DIRECTIVE » In the listing below, identify each line with the word "object" and return those lines.

EXTRACTED ENTRIES »
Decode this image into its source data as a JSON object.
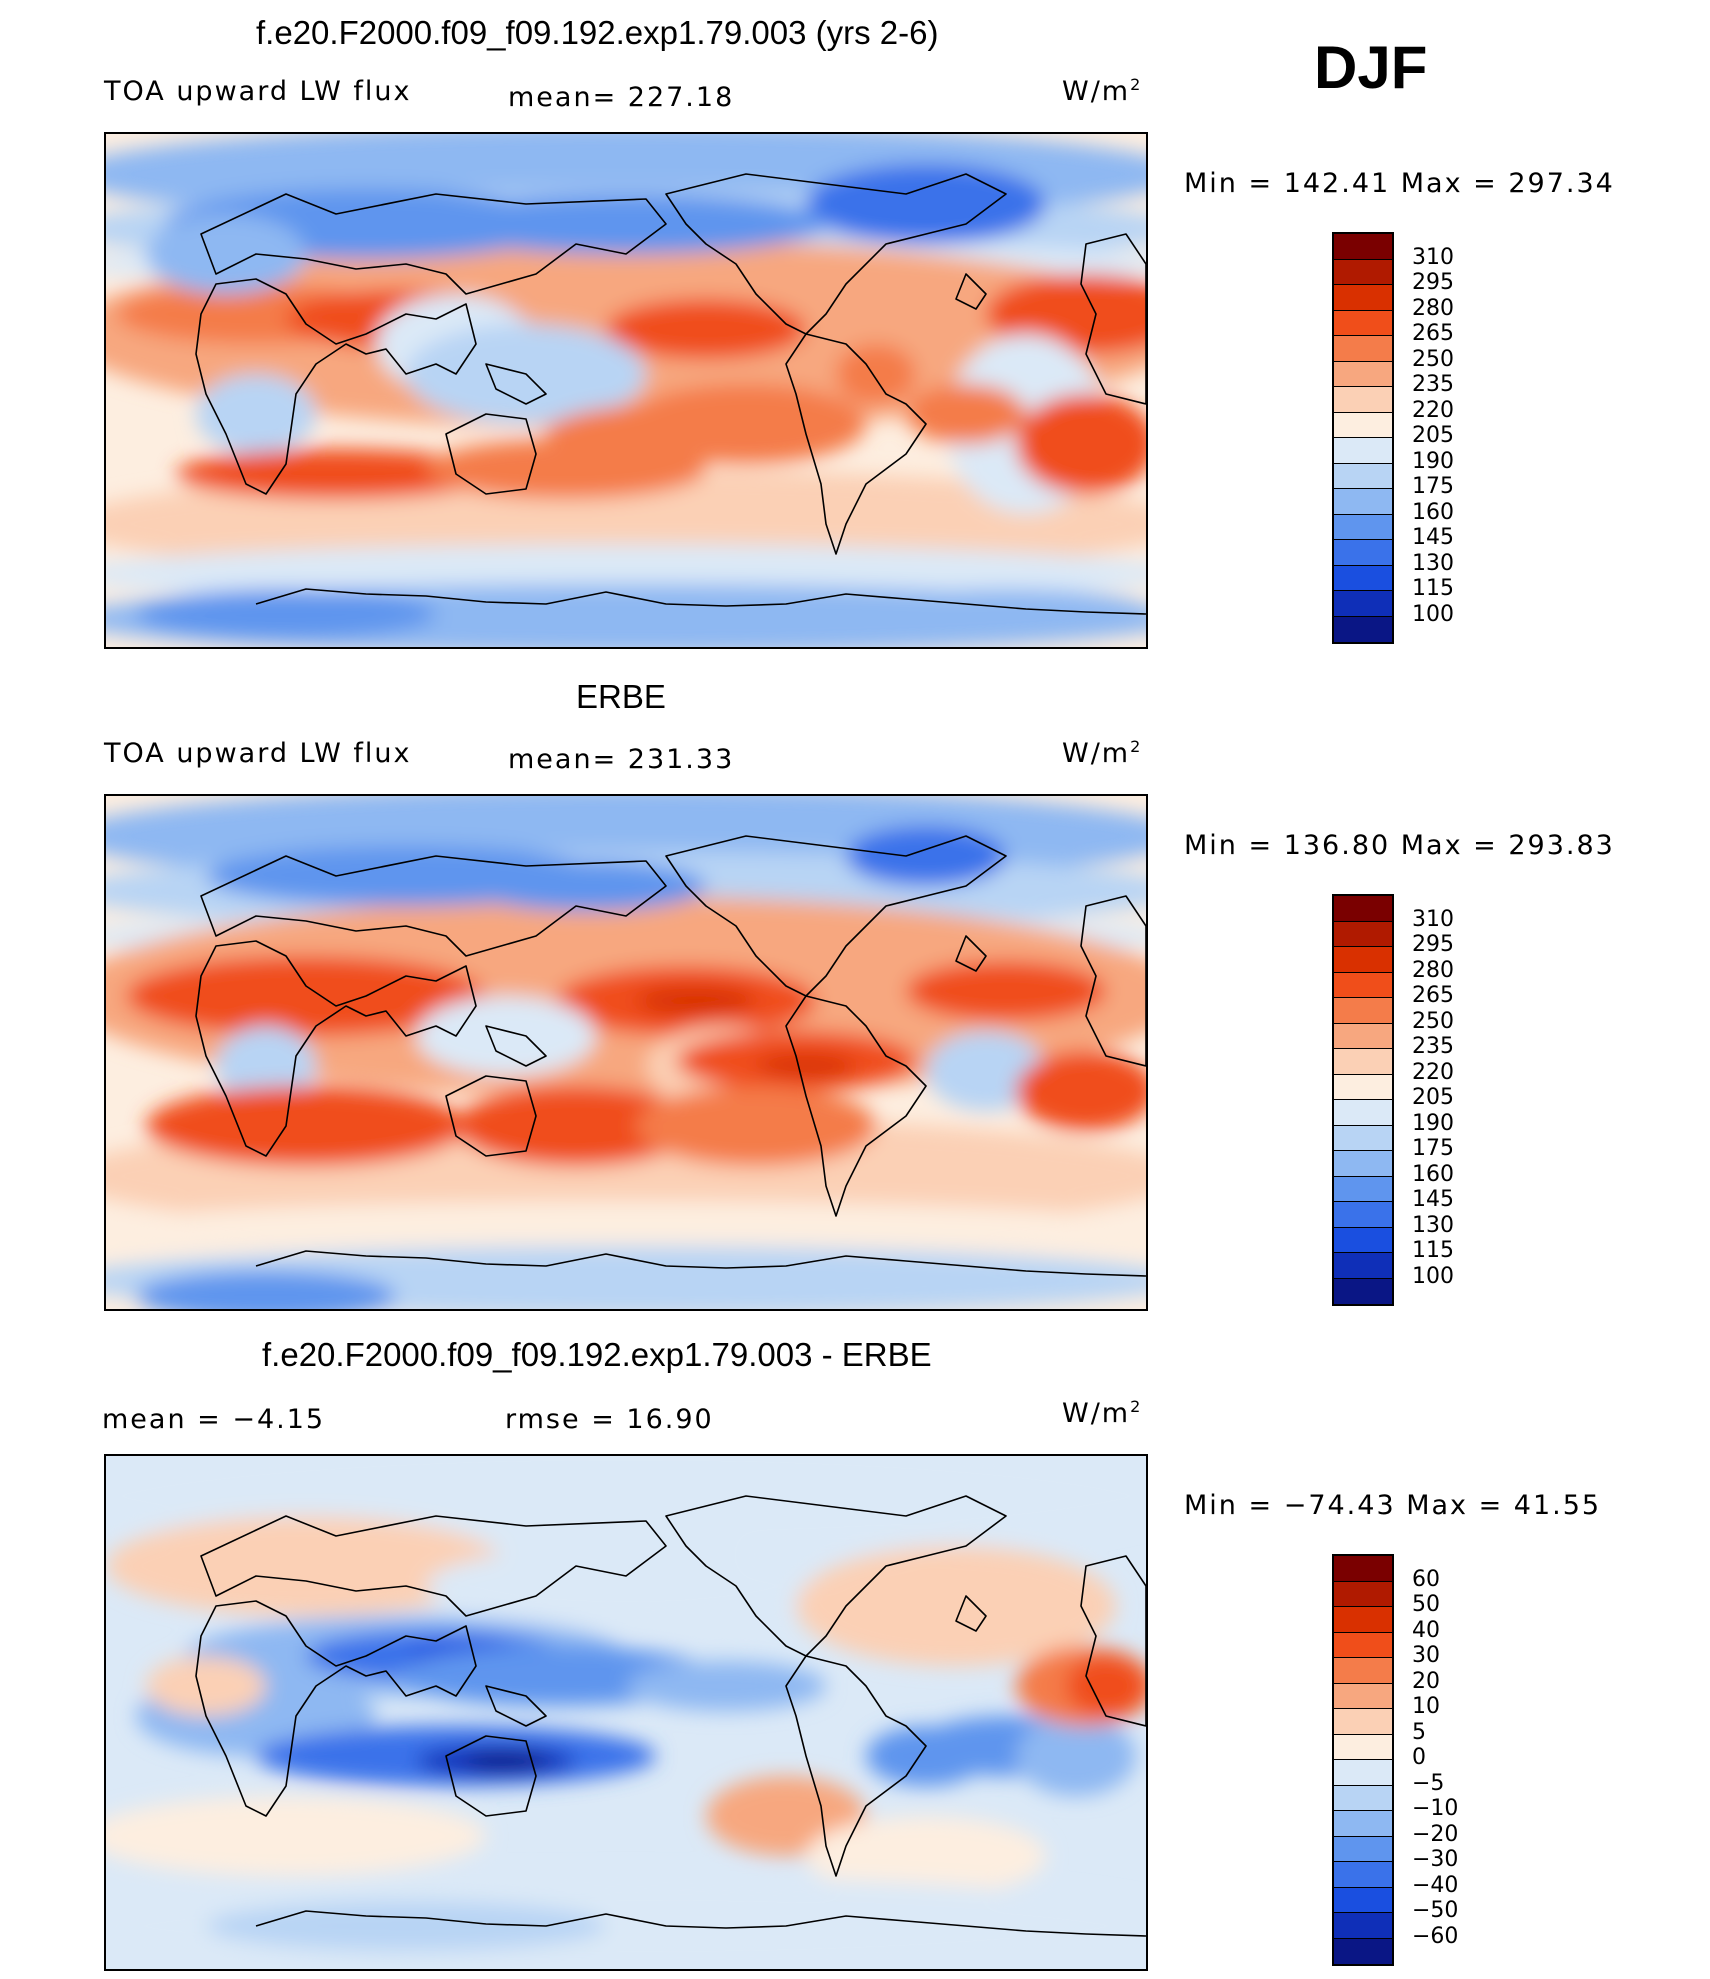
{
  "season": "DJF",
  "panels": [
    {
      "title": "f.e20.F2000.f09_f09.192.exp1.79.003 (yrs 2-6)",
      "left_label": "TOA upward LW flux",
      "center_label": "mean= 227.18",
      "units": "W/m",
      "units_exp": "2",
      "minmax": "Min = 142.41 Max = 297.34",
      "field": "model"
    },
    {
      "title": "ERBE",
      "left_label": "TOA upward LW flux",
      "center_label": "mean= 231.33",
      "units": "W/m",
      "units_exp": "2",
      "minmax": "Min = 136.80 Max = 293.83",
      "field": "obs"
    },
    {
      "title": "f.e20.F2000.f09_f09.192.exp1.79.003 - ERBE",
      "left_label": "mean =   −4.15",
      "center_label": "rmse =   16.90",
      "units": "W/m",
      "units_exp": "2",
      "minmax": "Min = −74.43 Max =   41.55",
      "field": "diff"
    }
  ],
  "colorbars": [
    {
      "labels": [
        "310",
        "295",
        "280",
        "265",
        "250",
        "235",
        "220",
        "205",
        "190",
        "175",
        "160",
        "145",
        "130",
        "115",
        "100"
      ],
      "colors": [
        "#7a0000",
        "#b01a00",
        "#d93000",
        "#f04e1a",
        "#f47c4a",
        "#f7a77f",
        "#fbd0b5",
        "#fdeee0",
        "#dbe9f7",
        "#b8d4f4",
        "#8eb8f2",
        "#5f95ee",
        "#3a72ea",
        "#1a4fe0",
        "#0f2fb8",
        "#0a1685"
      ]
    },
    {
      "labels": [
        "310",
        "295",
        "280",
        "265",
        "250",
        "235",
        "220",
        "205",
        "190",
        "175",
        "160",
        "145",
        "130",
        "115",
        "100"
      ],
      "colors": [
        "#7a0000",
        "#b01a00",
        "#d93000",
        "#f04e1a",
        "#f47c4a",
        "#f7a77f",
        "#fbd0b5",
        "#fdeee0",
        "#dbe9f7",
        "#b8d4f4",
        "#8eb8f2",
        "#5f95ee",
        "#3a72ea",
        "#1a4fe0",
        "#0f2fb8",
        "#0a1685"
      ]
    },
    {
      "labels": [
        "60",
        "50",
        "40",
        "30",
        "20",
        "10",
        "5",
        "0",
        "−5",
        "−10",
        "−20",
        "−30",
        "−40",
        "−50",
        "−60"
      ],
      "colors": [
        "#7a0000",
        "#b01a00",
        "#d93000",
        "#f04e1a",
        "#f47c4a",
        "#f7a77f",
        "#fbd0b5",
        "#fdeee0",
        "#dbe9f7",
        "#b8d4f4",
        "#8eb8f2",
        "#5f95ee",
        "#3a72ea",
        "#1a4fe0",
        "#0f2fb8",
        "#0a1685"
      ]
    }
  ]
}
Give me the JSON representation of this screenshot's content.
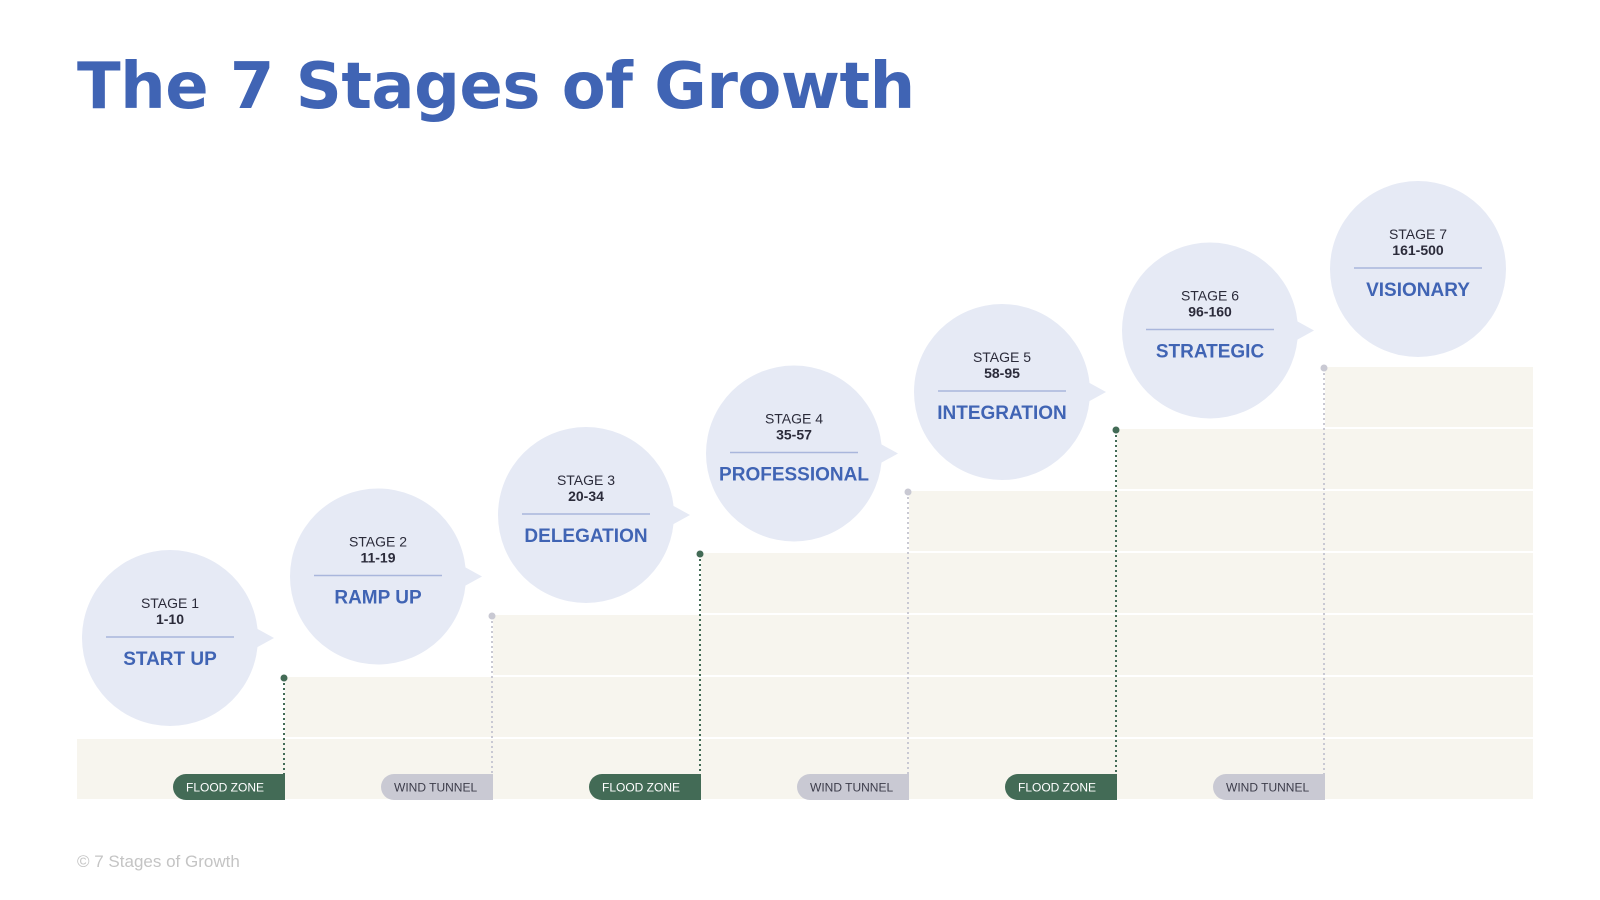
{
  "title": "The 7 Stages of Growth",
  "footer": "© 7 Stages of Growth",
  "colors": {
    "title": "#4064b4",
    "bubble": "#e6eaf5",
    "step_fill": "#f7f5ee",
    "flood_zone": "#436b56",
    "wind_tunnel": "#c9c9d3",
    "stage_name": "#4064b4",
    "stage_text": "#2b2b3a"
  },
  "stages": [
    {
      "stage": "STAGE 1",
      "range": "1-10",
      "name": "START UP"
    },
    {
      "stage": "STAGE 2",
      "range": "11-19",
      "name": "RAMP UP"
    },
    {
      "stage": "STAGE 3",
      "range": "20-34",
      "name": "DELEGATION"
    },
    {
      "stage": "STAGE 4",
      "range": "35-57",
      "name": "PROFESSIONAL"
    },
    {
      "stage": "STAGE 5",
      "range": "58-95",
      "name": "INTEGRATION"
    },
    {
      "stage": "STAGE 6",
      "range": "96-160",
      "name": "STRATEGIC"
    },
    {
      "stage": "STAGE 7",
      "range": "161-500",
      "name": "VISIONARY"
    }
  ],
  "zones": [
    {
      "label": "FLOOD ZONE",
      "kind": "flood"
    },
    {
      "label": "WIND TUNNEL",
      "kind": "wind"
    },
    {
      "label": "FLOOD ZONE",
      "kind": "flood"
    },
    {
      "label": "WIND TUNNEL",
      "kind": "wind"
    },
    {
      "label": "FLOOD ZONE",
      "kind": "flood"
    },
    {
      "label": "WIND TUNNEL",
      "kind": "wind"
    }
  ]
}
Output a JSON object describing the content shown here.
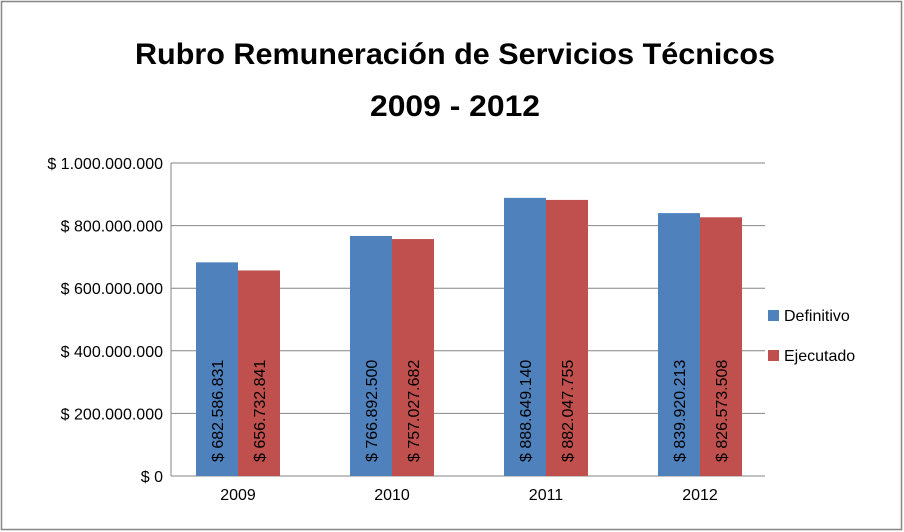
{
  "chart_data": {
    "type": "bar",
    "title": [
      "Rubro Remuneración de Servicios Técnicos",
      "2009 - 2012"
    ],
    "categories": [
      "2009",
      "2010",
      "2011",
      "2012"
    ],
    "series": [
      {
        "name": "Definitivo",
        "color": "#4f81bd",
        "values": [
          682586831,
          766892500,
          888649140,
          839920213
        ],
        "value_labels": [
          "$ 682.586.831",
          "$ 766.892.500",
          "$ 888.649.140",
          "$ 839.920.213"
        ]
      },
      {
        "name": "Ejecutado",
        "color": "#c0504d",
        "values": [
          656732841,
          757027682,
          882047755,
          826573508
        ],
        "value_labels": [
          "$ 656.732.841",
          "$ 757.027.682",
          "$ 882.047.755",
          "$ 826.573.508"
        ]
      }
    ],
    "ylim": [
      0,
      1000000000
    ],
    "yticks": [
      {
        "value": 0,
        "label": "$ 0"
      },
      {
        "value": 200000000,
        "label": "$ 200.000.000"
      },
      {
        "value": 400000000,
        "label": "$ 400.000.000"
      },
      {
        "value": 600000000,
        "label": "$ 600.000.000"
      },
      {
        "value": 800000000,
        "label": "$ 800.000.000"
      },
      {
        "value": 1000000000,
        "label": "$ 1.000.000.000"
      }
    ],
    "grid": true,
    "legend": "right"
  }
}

ANSWER TO THIS TASK »
Decode this image into its source data as a JSON object.
Output a JSON object describing the content shown here.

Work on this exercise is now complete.